* **Task to complete**
Answer these questions about the thread on when 2^t equals a^b ± 1:
(a) In the proof of Claim 1, what must a be congruent to modulo 4?
(b) In the even-b case of Claim 2's proof, which value of u works, and what values of a, m and v follow from it?
(c) What single solution (t, a, b) does Claim 2 give for 2^t = a^b − 1?

* **Excerpt provided**
○ ○ ○ ○
If $2^t = a^b \pm 1$, what are all the possible values of $t$? Let $t$ be a positive integer such that $2^t = a^b \pm 1$ for some integers $a$ and $b$, each greater than $1$. What are all the possible values of $t$?
The question is taken from here. I know the answer is $3$, so $a = 3$ and $b = 2$. But how can I prove that it's unique? Can you give me a hint, please? Thanks!
 A: The answer is $t=3$.
This answer proves that the following two claims are true :
Claim 1 :  If $t,a,b$ are integers such that $t\ge 1,a\ge 2$ and $b\ge 2$, then $2^t=a^b+1$ has no solutions.
Claim 2 :  If $t,a,b$ are integers such that $t\ge 1,a\ge 2$ and $b\ge 2$, then $2^t=a^b-1$ has the only one solution $(t,a,b)=(3,3,2)$.
Proof for Claim 1 : $a$ has to be odd, and $a^b\equiv -1\pmod 4$ implies that $a\equiv -1\pmod 4$ and that $b$ has to be odd. Since $b\ge 3$, we have
$$2^t=(a+1)(a^{b-1}-a^{b-2}+a^{b-3}-\cdots +1)\tag1$$
Here, note that 
$$a^{b-1}-a^{b-2}+a^{b-3}-\cdots +1=\frac{a^b+1}{a+1}\ge\frac{a^2+1}{a+1}\gt 1$$
and that
$$a^{b-1}-a^{b-2}+a^{b-3}-\cdots +1\equiv 1\pmod 2$$
It follows from $(1)$ that $2^t$ has an odd divisor greater than $1$, which is impossible. $\quad\square$
Proof for Claim 2 : $a$ has to be odd. 
If $b$ is even ($b=2m$), then $2^t=(a^m-1)(a^m+1)$. Since $a^m-1\ge 1$, there are non-negative integers $u,v\ (u\lt v)$ such that $a^m-1=2^u$ and $a^m+1=2^v$ from which $2=2^v-2^u$ follows. If $u=0$, then RHS is odd, which is impossible. If $u\ge 2$, then RHS is divisible by $4$, which is impossible. So, $u=1$ gives $a=3,m=1,v=2$.
If $b$ is odd, then since $b\ge 3$, we have $2^t=(a-1)(a^{b-1}+a^{b-2}+\cdots +1)$. We see that $a^{b-1}+a^{b-2}+\cdots +1$ is odd greater than $1$. It follows that $2^t$ has an odd divisor greater than $1$, which is impossible. $\quad\square$
○ ○ ○ ○
(Dataset records)

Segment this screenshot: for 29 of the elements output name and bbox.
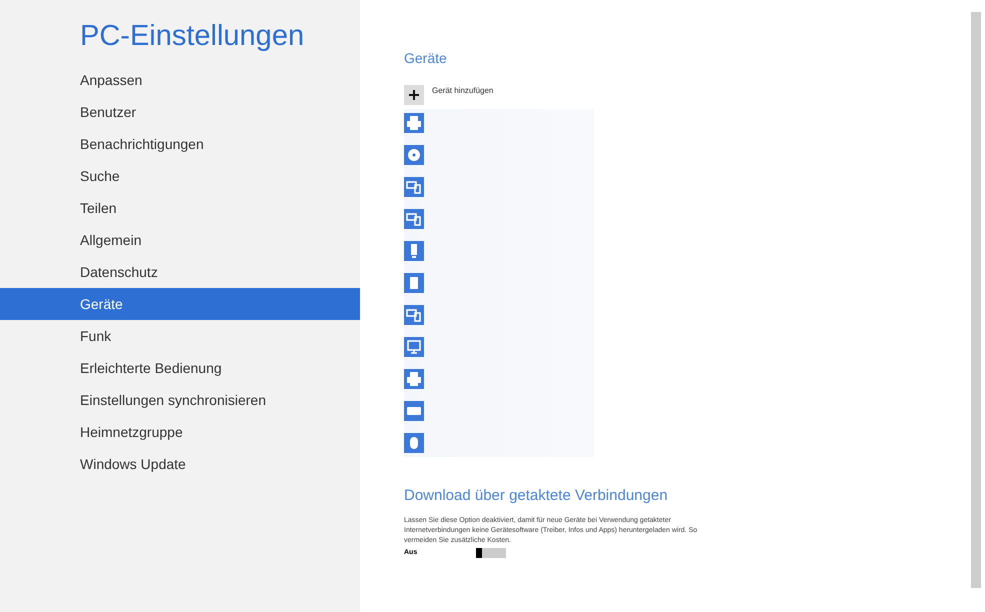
section-heading: Download über getaktete Verbindungen bbox=[404, 486, 668, 506]
section-heading: Geräte bbox=[404, 49, 447, 68]
sidebar-item[interactable]: Einstellungen synchronisieren bbox=[0, 384, 360, 416]
sidebar-item[interactable]: Allgemein bbox=[0, 224, 360, 256]
monitor-icon[interactable] bbox=[404, 337, 424, 357]
page-title: PC-Einstellungen bbox=[79, 19, 304, 54]
toggle-switch[interactable] bbox=[476, 548, 506, 558]
sidebar-item[interactable]: Funk bbox=[0, 320, 360, 352]
keyboard-icon[interactable] bbox=[404, 401, 424, 421]
mouse-icon[interactable] bbox=[404, 433, 424, 453]
sidebar-item[interactable]: Geräte bbox=[0, 288, 360, 320]
devices-icon[interactable] bbox=[404, 177, 424, 197]
devices-icon[interactable] bbox=[404, 209, 424, 229]
sidebar-item[interactable]: Benutzer bbox=[0, 96, 360, 128]
sidebar-item[interactable]: Suche bbox=[0, 160, 360, 192]
sidebar-item[interactable]: Windows Update bbox=[0, 448, 360, 480]
scrollbar[interactable] bbox=[971, 12, 981, 588]
sidebar-item[interactable]: Teilen bbox=[0, 192, 360, 224]
devices-icon[interactable] bbox=[404, 305, 424, 325]
sidebar-item[interactable]: Benachrichtigungen bbox=[0, 128, 360, 160]
sidebar-item[interactable]: Datenschutz bbox=[0, 256, 360, 288]
add-device-label[interactable]: Gerät hinzufügen bbox=[432, 85, 494, 97]
usb-drive-icon[interactable] bbox=[404, 241, 424, 261]
sidebar-item[interactable]: Heimnetzgruppe bbox=[0, 416, 360, 448]
plus-icon bbox=[408, 89, 420, 101]
add-device-button[interactable] bbox=[404, 85, 424, 105]
sidebar-item[interactable]: Anpassen bbox=[0, 64, 360, 96]
document-icon[interactable] bbox=[404, 273, 424, 293]
sidebar-item[interactable]: Erleichterte Bedienung bbox=[0, 352, 360, 384]
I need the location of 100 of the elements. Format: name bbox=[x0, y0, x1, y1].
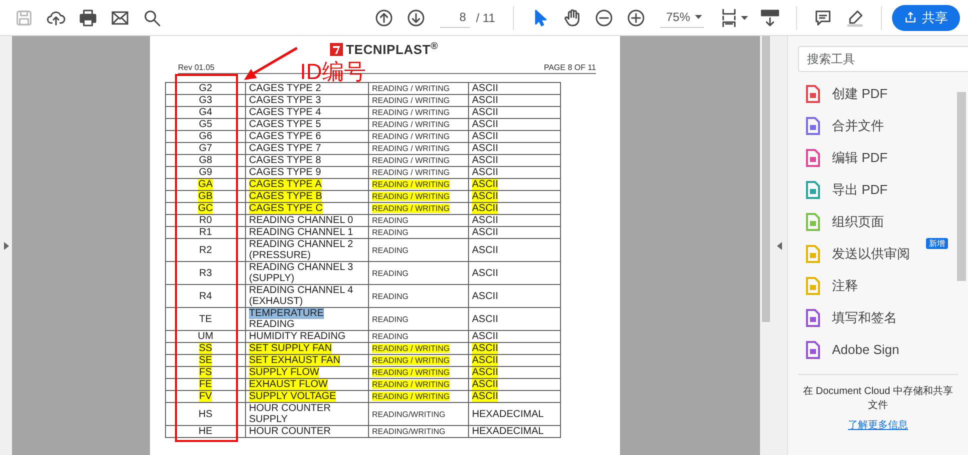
table-cell: READING CHANNEL 4 bbox=[249, 285, 354, 296]
logo-icon bbox=[330, 43, 343, 56]
table-cell: ASCII bbox=[472, 107, 498, 118]
scrollbar-thumb[interactable] bbox=[762, 36, 770, 322]
table-cell: READING/WRITING bbox=[372, 427, 446, 436]
table-cell: G2 bbox=[198, 83, 212, 94]
tool-item[interactable]: 导出 PDF bbox=[788, 174, 956, 206]
table-cell: ASCII bbox=[472, 179, 498, 190]
table-cell: READING bbox=[372, 292, 408, 300]
table-cell: (EXHAUST) bbox=[249, 296, 303, 307]
table-cell: READING / WRITING bbox=[372, 392, 450, 401]
tool-item[interactable]: 填写和签名 bbox=[788, 302, 956, 334]
search-tools-field[interactable]: 搜索工具 bbox=[798, 46, 968, 72]
table-cell: R3 bbox=[199, 268, 212, 278]
table-cell: READING / WRITING bbox=[372, 356, 450, 365]
table-cell: CAGES TYPE B bbox=[249, 191, 322, 202]
table-cell: SUPPLY FLOW bbox=[249, 367, 320, 378]
comment-icon bbox=[813, 8, 833, 28]
tool-item[interactable]: 创建 PDF bbox=[788, 78, 956, 110]
table-cell: ASCII bbox=[472, 203, 498, 214]
search-icon bbox=[142, 8, 162, 28]
table-cell: GA bbox=[198, 179, 213, 190]
table-cell: CAGES TYPE 5 bbox=[249, 119, 322, 130]
page-total: / 11 bbox=[476, 10, 496, 26]
table-cell: G7 bbox=[198, 143, 212, 154]
table-cell: READING bbox=[372, 228, 408, 237]
table-cell: READING/WRITING bbox=[372, 410, 446, 418]
table-cell: READING / WRITING bbox=[372, 380, 450, 389]
table-cell: READING / WRITING bbox=[372, 120, 450, 129]
table-cell: CAGES TYPE A bbox=[249, 179, 322, 190]
table-cell: READING / WRITING bbox=[372, 180, 450, 189]
table-cell: G4 bbox=[198, 107, 212, 118]
table-cell: READING / WRITING bbox=[372, 204, 450, 213]
table-cell: ASCII bbox=[472, 343, 498, 354]
brand-logo: TECNIPLAST$^{®}$ bbox=[346, 40, 438, 59]
revision-label: Rev 01.05 bbox=[178, 63, 214, 72]
page-label: PAGE 8 OF 11 bbox=[544, 63, 596, 72]
table-cell: HEXADECIMAL bbox=[472, 408, 544, 420]
table-cell: CAGES TYPE 7 bbox=[249, 143, 322, 154]
table-cell: EXHAUST FLOW bbox=[249, 379, 328, 390]
expand-left-icon[interactable] bbox=[4, 242, 8, 250]
table-cell: GB bbox=[198, 191, 213, 202]
table-cell: READING CHANNEL 3 bbox=[249, 262, 354, 273]
zoom-out-icon bbox=[594, 8, 614, 28]
table-cell: ASCII bbox=[472, 143, 498, 154]
zoom-dropdown[interactable]: 75% bbox=[660, 8, 704, 28]
table-cell: ASCII bbox=[472, 314, 498, 324]
table-cell: ASCII bbox=[472, 355, 498, 366]
table-cell: ASCII bbox=[472, 379, 498, 390]
table-cell: ASCII bbox=[472, 83, 498, 94]
table-cell: SS bbox=[198, 343, 212, 354]
tool-item[interactable]: 合并文件 bbox=[788, 110, 956, 142]
table-cell: ASCII bbox=[472, 155, 498, 166]
table-cell: R2 bbox=[199, 244, 212, 256]
table-cell: READING bbox=[372, 216, 408, 225]
table-cell: ASCII bbox=[472, 191, 498, 202]
table-cell: HS bbox=[198, 408, 212, 420]
read-mode-icon bbox=[760, 8, 780, 28]
tool-item[interactable]: 发送以供审阅 新增 bbox=[788, 238, 956, 270]
scrollbar-thumb[interactable] bbox=[957, 92, 966, 281]
table-cell: READING / WRITING bbox=[372, 192, 450, 201]
table-cell: READING / WRITING bbox=[372, 96, 450, 105]
table-cell: HUMIDITY READING bbox=[249, 331, 346, 342]
annotation-arrow bbox=[243, 46, 299, 82]
table-cell: SUPPLY VOLTAGE bbox=[249, 391, 336, 402]
table-cell: ASCII bbox=[472, 215, 498, 226]
scrollbar[interactable] bbox=[760, 36, 772, 455]
cloud-storage-text: 在 Document Cloud 中存储和共享文件 bbox=[802, 385, 954, 413]
table-cell: READING CHANNEL 1 bbox=[249, 227, 354, 238]
table-cell: UM bbox=[198, 331, 214, 342]
table-cell: TEMPERATURE bbox=[249, 308, 324, 319]
highlighter-icon bbox=[845, 8, 865, 28]
tool-item[interactable]: 组织页面 bbox=[788, 206, 956, 238]
new-badge: 新增 bbox=[926, 238, 948, 249]
table-cell: SE bbox=[198, 355, 212, 366]
table-cell: G8 bbox=[198, 155, 212, 166]
table-cell: READING / WRITING bbox=[372, 168, 450, 177]
tool-item[interactable]: Adobe Sign bbox=[788, 334, 956, 366]
table-cell: READING / WRITING bbox=[372, 108, 450, 117]
share-icon bbox=[904, 11, 917, 24]
table-cell: HEXADECIMAL bbox=[472, 426, 544, 437]
table-cell: READING bbox=[372, 332, 408, 341]
share-button[interactable]: 共享 bbox=[892, 4, 960, 30]
tool-item[interactable]: 注释 bbox=[788, 270, 956, 302]
table-cell: READING bbox=[372, 314, 408, 324]
table-cell: ASCII bbox=[472, 268, 498, 278]
table-cell: FE bbox=[199, 379, 212, 390]
table-cell: READING / WRITING bbox=[372, 344, 450, 353]
table-cell: (SUPPLY) bbox=[249, 273, 294, 284]
table-cell: CAGES TYPE C bbox=[249, 203, 323, 214]
expand-left-icon[interactable] bbox=[777, 242, 782, 250]
tool-item[interactable]: 编辑 PDF bbox=[788, 142, 956, 174]
table-cell: SET EXHAUST FAN bbox=[249, 355, 340, 366]
table-cell: ASCII bbox=[472, 290, 498, 302]
table-cell: ASCII bbox=[472, 95, 498, 106]
learn-more-link[interactable]: 了解更多信息 bbox=[848, 419, 908, 433]
table-cell: READING CHANNEL 0 bbox=[249, 215, 354, 226]
table-cell: READING / WRITING bbox=[372, 368, 450, 377]
table-cell: CAGES TYPE 4 bbox=[249, 107, 322, 118]
table-cell: HOUR COUNTER bbox=[249, 403, 331, 414]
○ ○ ○ ○
* **Result of this exercise**
(a) a ≡ −1 (mod 4).
(b) u = 1, which gives a = 3, m = 1 and v = 2.
(c) (t, a, b) = (3, 3, 2).